§ Given data:
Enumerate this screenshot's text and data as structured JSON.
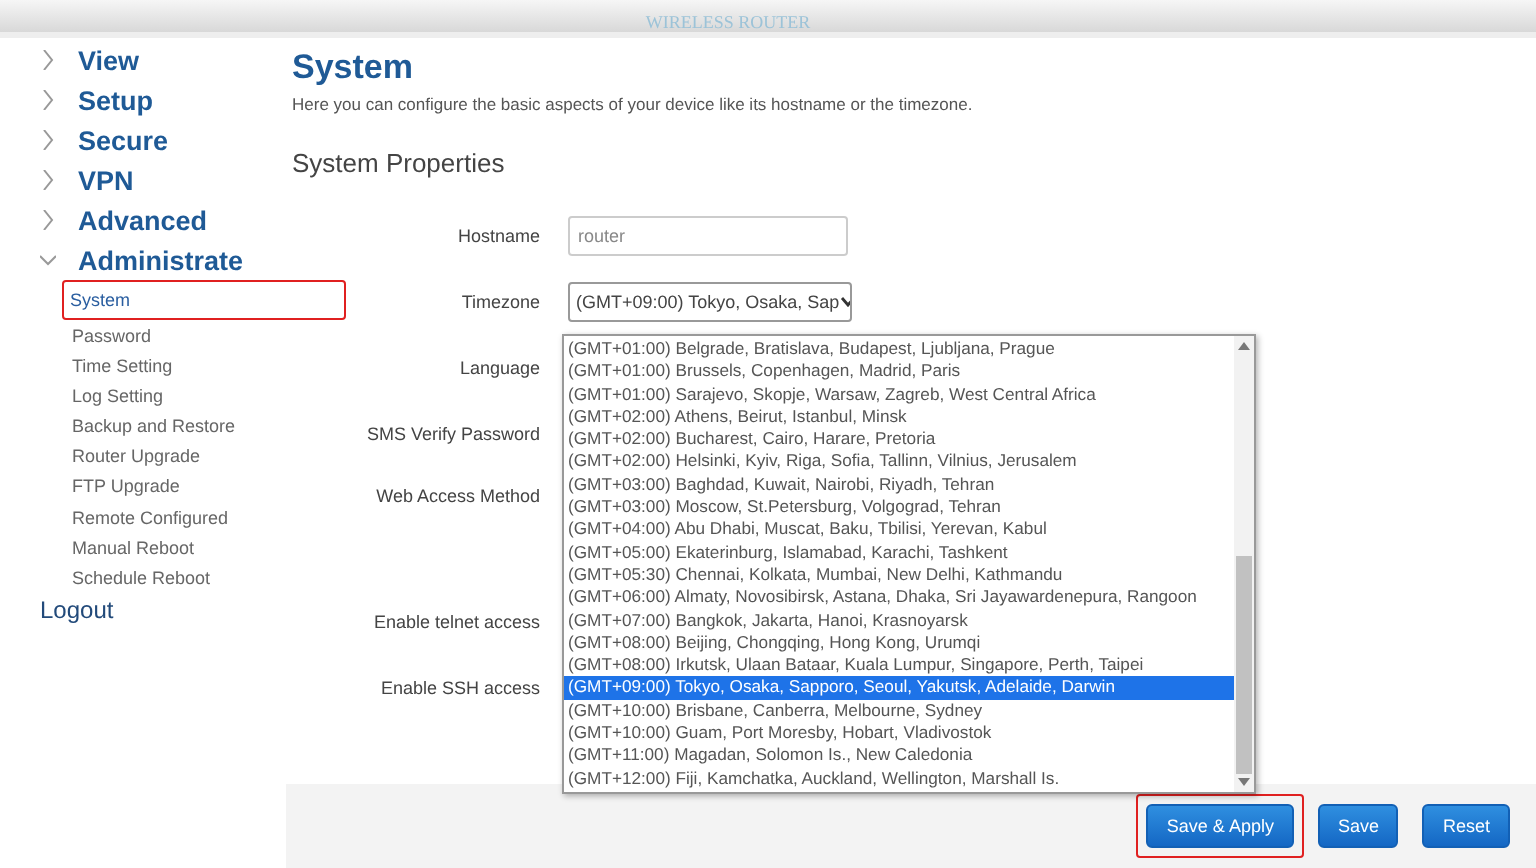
{
  "header": {
    "subtitle": "WIRELESS ROUTER"
  },
  "sidebar": {
    "sections": [
      {
        "label": "View",
        "expanded": false
      },
      {
        "label": "Setup",
        "expanded": false
      },
      {
        "label": "Secure",
        "expanded": false
      },
      {
        "label": "VPN",
        "expanded": false
      },
      {
        "label": "Advanced",
        "expanded": false
      },
      {
        "label": "Administrate",
        "expanded": true,
        "children": [
          {
            "label": "System",
            "selected": true,
            "highlighted": true
          },
          {
            "label": "Password",
            "selected": false,
            "highlighted": false
          },
          {
            "label": "Time Setting",
            "selected": false,
            "highlighted": false
          },
          {
            "label": "Log Setting",
            "selected": false,
            "highlighted": false
          },
          {
            "label": "Backup and Restore",
            "selected": false,
            "highlighted": false
          },
          {
            "label": "Router Upgrade",
            "selected": false,
            "highlighted": false
          },
          {
            "label": "FTP Upgrade",
            "selected": false,
            "highlighted": false
          },
          {
            "label": "Remote Configured",
            "selected": false,
            "highlighted": false
          },
          {
            "label": "Manual Reboot",
            "selected": false,
            "highlighted": false
          },
          {
            "label": "Schedule Reboot",
            "selected": false,
            "highlighted": false
          }
        ]
      }
    ],
    "logout": "Logout"
  },
  "page": {
    "title": "System",
    "description": "Here you can configure the basic aspects of your device like its hostname or the timezone.",
    "section_title": "System Properties"
  },
  "form": [
    {
      "label": "Hostname",
      "kind": "text",
      "value": "router"
    },
    {
      "label": "Timezone",
      "kind": "select",
      "value": "(GMT+09:00) Tokyo, Osaka, Sap"
    },
    {
      "label": "Language",
      "kind": "covered"
    },
    {
      "label": "SMS Verify Password",
      "kind": "covered"
    },
    {
      "label": "Web Access Method",
      "kind": "covered-tall"
    },
    {
      "label": "Enable telnet access",
      "kind": "covered"
    },
    {
      "label": "Enable SSH access",
      "kind": "covered"
    }
  ],
  "timezone_list": [
    {
      "label": "(GMT+01:00) Belgrade, Bratislava, Budapest, Ljubljana, Prague",
      "selected": false
    },
    {
      "label": "(GMT+01:00) Brussels, Copenhagen, Madrid, Paris",
      "selected": false
    },
    {
      "label": "(GMT+01:00) Sarajevo, Skopje, Warsaw, Zagreb, West Central Africa",
      "selected": false
    },
    {
      "label": "(GMT+02:00) Athens, Beirut, Istanbul, Minsk",
      "selected": false
    },
    {
      "label": "(GMT+02:00) Bucharest, Cairo, Harare, Pretoria",
      "selected": false
    },
    {
      "label": "(GMT+02:00) Helsinki, Kyiv, Riga, Sofia, Tallinn, Vilnius, Jerusalem",
      "selected": false
    },
    {
      "label": "(GMT+03:00) Baghdad, Kuwait, Nairobi, Riyadh, Tehran",
      "selected": false
    },
    {
      "label": "(GMT+03:00) Moscow, St.Petersburg, Volgograd, Tehran",
      "selected": false
    },
    {
      "label": "(GMT+04:00) Abu Dhabi, Muscat, Baku, Tbilisi, Yerevan, Kabul",
      "selected": false
    },
    {
      "label": "(GMT+05:00) Ekaterinburg, Islamabad, Karachi, Tashkent",
      "selected": false
    },
    {
      "label": "(GMT+05:30) Chennai, Kolkata, Mumbai, New Delhi, Kathmandu",
      "selected": false
    },
    {
      "label": "(GMT+06:00) Almaty, Novosibirsk, Astana, Dhaka, Sri Jayawardenepura, Rangoon",
      "selected": false
    },
    {
      "label": "(GMT+07:00) Bangkok, Jakarta, Hanoi, Krasnoyarsk",
      "selected": false
    },
    {
      "label": "(GMT+08:00) Beijing, Chongqing, Hong Kong, Urumqi",
      "selected": false
    },
    {
      "label": "(GMT+08:00) Irkutsk, Ulaan Bataar, Kuala Lumpur, Singapore, Perth, Taipei",
      "selected": false
    },
    {
      "label": "(GMT+09:00) Tokyo, Osaka, Sapporo, Seoul, Yakutsk, Adelaide, Darwin",
      "selected": true
    },
    {
      "label": "(GMT+10:00) Brisbane, Canberra, Melbourne, Sydney",
      "selected": false
    },
    {
      "label": "(GMT+10:00) Guam, Port Moresby, Hobart, Vladivostok",
      "selected": false
    },
    {
      "label": "(GMT+11:00) Magadan, Solomon Is., New Caledonia",
      "selected": false
    },
    {
      "label": "(GMT+12:00) Fiji, Kamchatka, Auckland, Wellington, Marshall Is.",
      "selected": false
    }
  ],
  "buttons": [
    {
      "label": "Save & Apply",
      "highlighted": true
    },
    {
      "label": "Save",
      "highlighted": false
    },
    {
      "label": "Reset",
      "highlighted": false
    }
  ]
}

§ What the task asks:
Return each line that includes "Setting".

§ Exercise result:
            "label": "Time Setting",
            "label": "Log Setting",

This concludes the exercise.